AIM OF THE EXERCISE: Count the lines in the entries below that include the word "Minor". Give nothing but the number.

RECORDS FOR THIS TASK:

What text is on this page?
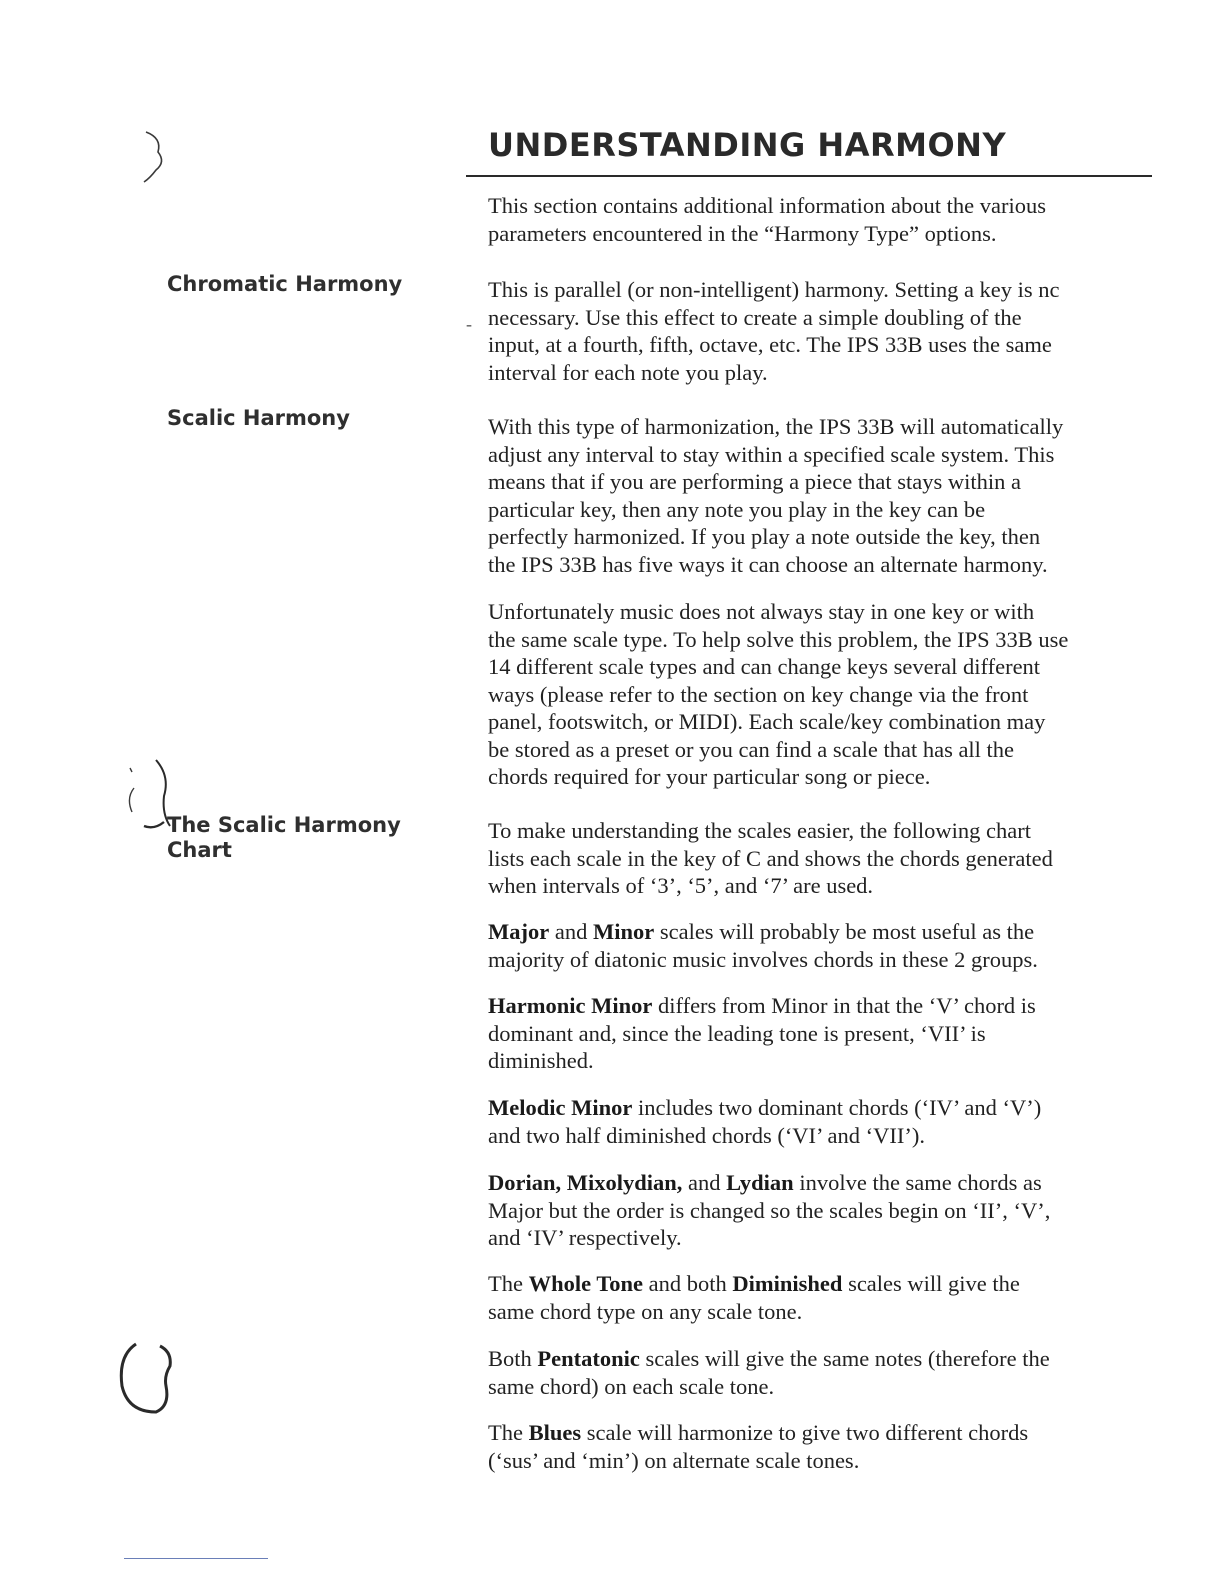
UNDERSTANDING HARMONY
Chromatic Harmony
Scalic Harmony
The Scalic Harmony
Chart
This section contains additional information about the various
parameters encountered in the “Harmony Type” options.
-
This is parallel (or non-intelligent) harmony. Setting a key is nc
necessary. Use this effect to create a simple doubling of the
input, at a fourth, fifth, octave, etc. The IPS 33B uses the same
interval for each note you play.
With this type of harmonization, the IPS 33B will automatically
adjust any interval to stay within a specified scale system. This
means that if you are performing a piece that stays within a
particular key, then any note you play in the key can be
perfectly harmonized. If you play a note outside the key, then
the IPS 33B has five ways it can choose an alternate harmony.
Unfortunately music does not always stay in one key or with
the same scale type. To help solve this problem, the IPS 33B use
14 different scale types and can change keys several different
ways (please refer to the section on key change via the front
panel, footswitch, or MIDI). Each scale/key combination may
be stored as a preset or you can find a scale that has all the
chords required for your particular song or piece.
To make understanding the scales easier, the following chart
lists each scale in the key of C and shows the chords generated
when intervals of ‘3’, ‘5’, and ‘7’ are used.
Major and Minor scales will probably be most useful as the
majority of diatonic music involves chords in these 2 groups.
Harmonic Minor differs from Minor in that the ‘V’ chord is
dominant and, since the leading tone is present, ‘VII’ is
diminished.
Melodic Minor includes two dominant chords (‘IV’ and ‘V’)
and two half diminished chords (‘VI’ and ‘VII’).
Dorian, Mixolydian, and Lydian involve the same chords as
Major but the order is changed so the scales begin on ‘II’, ‘V’,
and ‘IV’ respectively.
The Whole Tone and both Diminished scales will give the
same chord type on any scale tone.
Both Pentatonic scales will give the same notes (therefore the
same chord) on each scale tone.
The Blues scale will harmonize to give two different chords
(‘sus’ and ‘min’) on alternate scale tones.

TASK ANSWER: 3